● WHAT THE EXERCISE ASKS
Copy, in full, each line of the material that holds the word "color".
────────
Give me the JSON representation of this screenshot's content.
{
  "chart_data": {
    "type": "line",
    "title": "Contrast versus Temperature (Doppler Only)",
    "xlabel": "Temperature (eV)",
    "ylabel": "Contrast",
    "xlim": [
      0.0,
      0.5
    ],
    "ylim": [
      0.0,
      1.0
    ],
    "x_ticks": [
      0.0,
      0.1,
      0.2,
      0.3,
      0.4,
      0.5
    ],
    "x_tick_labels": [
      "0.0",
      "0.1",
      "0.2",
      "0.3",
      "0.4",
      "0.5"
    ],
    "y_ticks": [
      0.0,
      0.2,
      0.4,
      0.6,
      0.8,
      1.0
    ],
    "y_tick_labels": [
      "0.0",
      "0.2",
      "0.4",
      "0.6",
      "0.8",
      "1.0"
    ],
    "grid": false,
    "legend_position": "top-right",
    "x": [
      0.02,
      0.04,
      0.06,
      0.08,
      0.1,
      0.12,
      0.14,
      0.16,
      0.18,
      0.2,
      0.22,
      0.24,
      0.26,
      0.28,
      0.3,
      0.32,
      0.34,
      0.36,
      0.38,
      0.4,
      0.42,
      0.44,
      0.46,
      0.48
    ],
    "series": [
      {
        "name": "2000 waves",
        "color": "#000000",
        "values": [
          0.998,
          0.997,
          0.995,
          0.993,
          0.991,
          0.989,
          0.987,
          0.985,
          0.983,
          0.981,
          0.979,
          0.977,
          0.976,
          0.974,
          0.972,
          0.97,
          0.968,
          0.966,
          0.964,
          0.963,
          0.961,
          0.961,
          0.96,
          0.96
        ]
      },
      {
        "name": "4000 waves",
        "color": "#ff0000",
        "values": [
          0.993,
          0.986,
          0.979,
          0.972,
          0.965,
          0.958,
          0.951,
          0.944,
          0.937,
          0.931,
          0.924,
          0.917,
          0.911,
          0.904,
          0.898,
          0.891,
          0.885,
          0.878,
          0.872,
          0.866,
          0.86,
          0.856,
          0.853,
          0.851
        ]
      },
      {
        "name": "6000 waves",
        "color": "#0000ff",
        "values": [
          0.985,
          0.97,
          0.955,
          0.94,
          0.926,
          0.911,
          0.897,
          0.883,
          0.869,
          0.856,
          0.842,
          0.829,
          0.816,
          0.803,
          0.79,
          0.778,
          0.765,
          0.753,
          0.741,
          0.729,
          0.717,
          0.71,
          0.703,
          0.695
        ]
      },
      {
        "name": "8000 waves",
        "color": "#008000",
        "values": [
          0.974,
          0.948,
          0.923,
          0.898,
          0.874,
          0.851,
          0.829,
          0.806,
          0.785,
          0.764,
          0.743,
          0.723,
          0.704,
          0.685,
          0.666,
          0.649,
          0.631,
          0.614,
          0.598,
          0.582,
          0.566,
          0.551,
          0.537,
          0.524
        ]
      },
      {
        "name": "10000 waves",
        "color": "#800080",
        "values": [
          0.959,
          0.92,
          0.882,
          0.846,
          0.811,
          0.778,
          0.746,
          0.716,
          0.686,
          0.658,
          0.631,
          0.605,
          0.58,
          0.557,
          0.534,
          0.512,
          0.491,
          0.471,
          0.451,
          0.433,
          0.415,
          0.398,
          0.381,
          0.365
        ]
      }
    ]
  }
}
────────
● WORKED SOLUTION
        "color": "#000000",
        "color": "#ff0000",
        "color": "#0000ff",
        "color": "#008000",
        "color": "#800080",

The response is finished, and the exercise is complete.